(Aim of the task):
Wherever a line holds the string "label", copy that line.
══ Given records
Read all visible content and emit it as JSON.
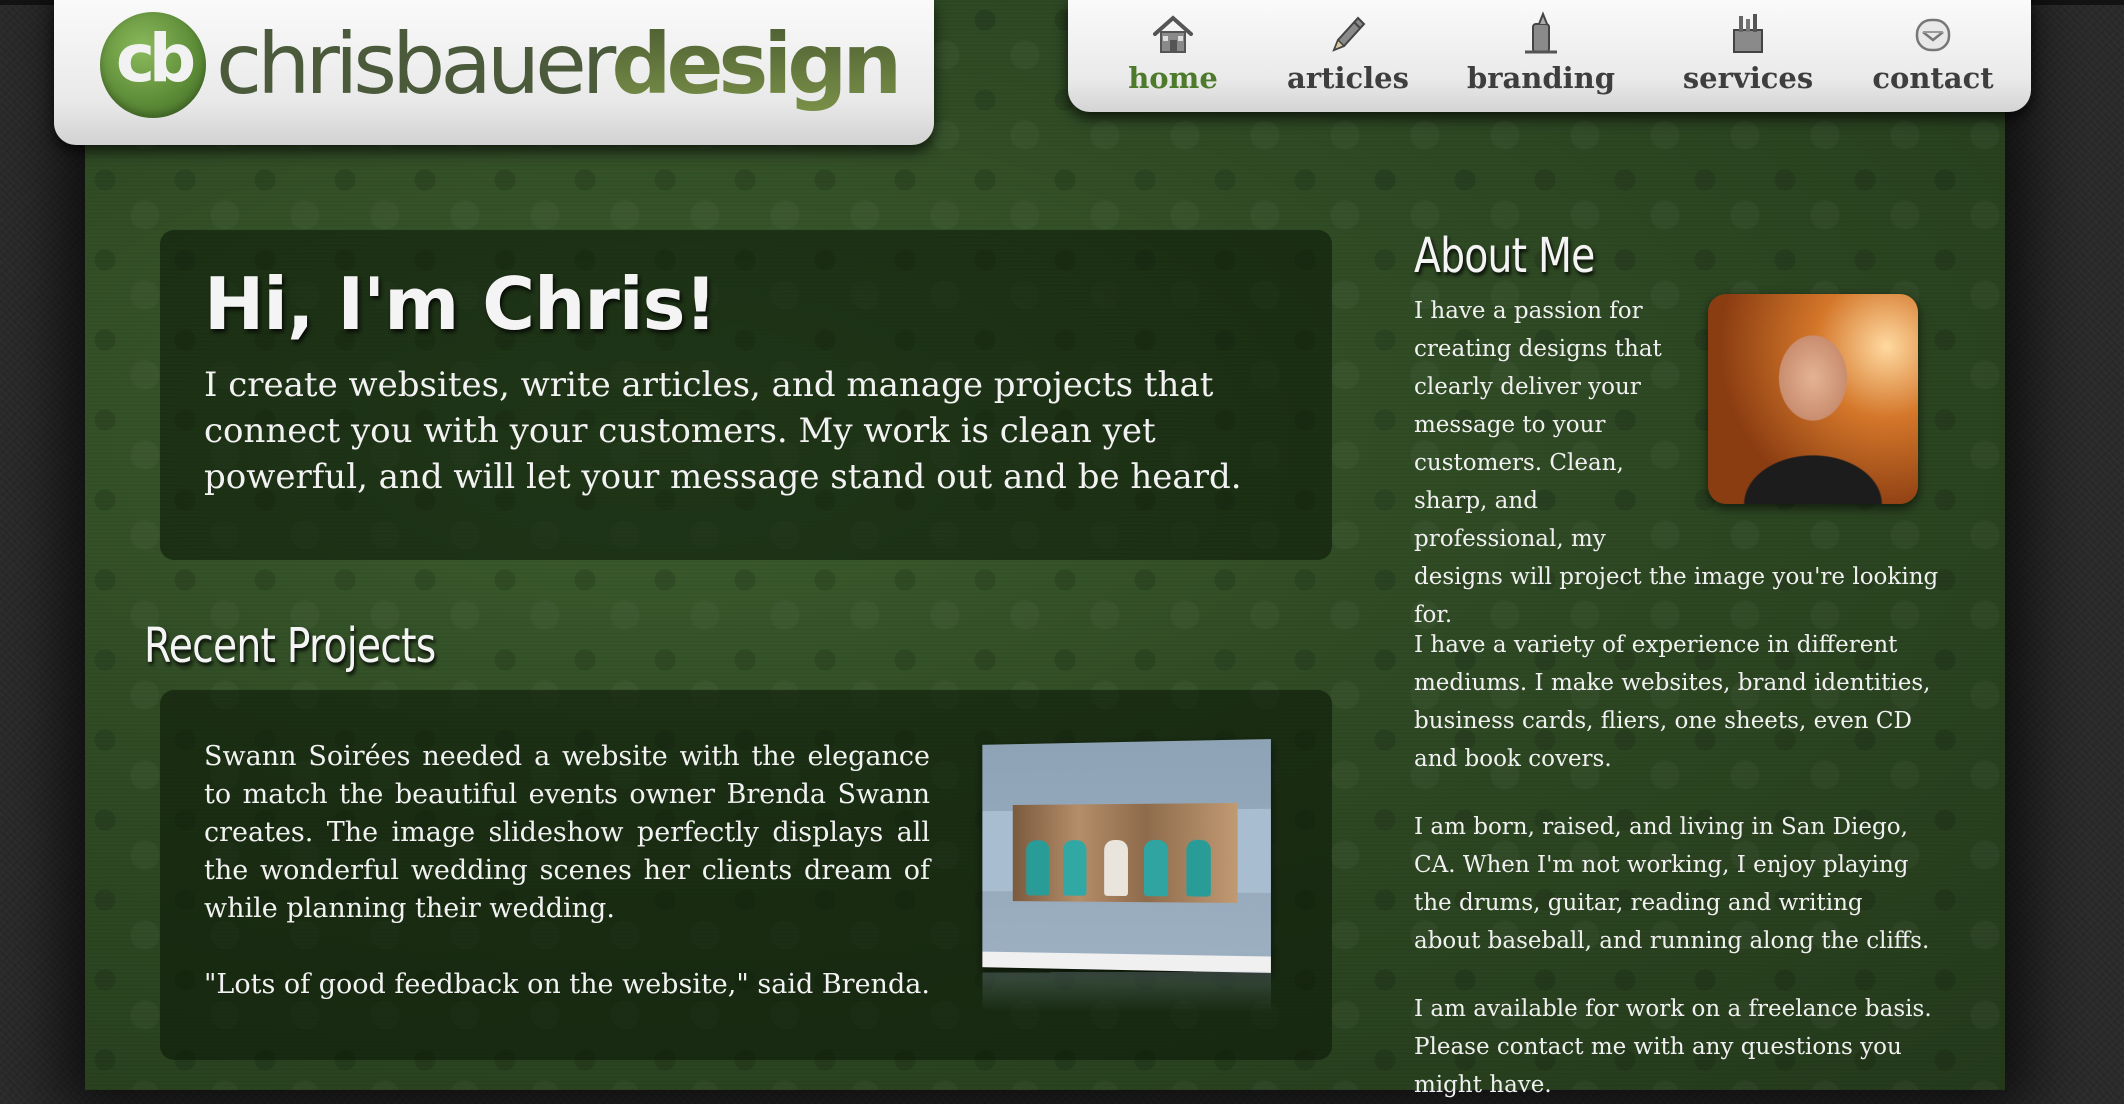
{
  "brand": {
    "logo_mark": "cb",
    "logo_light": "chrisbauer",
    "logo_bold": "design"
  },
  "nav": {
    "items": [
      {
        "label": "home",
        "icon": "home-icon",
        "active": true
      },
      {
        "label": "articles",
        "icon": "pencil-icon",
        "active": false
      },
      {
        "label": "branding",
        "icon": "branding-icon",
        "active": false
      },
      {
        "label": "services",
        "icon": "toolbox-icon",
        "active": false
      },
      {
        "label": "contact",
        "icon": "envelope-icon",
        "active": false
      }
    ]
  },
  "hero": {
    "title": "Hi, I'm Chris!",
    "text": "I create websites, write articles, and manage projects that connect you with your customers. My work is clean yet powerful, and will let your message stand out and be heard."
  },
  "recent": {
    "title": "Recent Projects",
    "project_text": "Swann Soirées needed a website with the elegance to match the beautiful events owner Brenda Swann creates. The image slideshow perfectly displays all the wonderful wedding scenes her clients dream of while planning their wedding.",
    "quote": "\"Lots of good feedback on the website,\" said Brenda."
  },
  "about": {
    "title": "About Me",
    "p1": "I have a passion for creating designs that clearly deliver your message to your customers. Clean, sharp, and professional, my designs will project the image you're looking for.",
    "p2": "I have a variety of experience in different mediums. I make websites, brand identities, business cards, fliers, one sheets, even CD and book covers.",
    "p3": "I am born, raised, and living in San Diego, CA. When I'm not working, I enjoy playing the drums, guitar, reading and writing about baseball, and running along the cliffs.",
    "p4": "I am available for work on a freelance basis. Please contact me with any questions you might have."
  },
  "colors": {
    "accent_green": "#4d7a2b",
    "background": "#2f4a24"
  }
}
════
(Solution below):
        "label": "home",
        "label": "articles",
        "label": "branding",
        "label": "services",
        "label": "contact",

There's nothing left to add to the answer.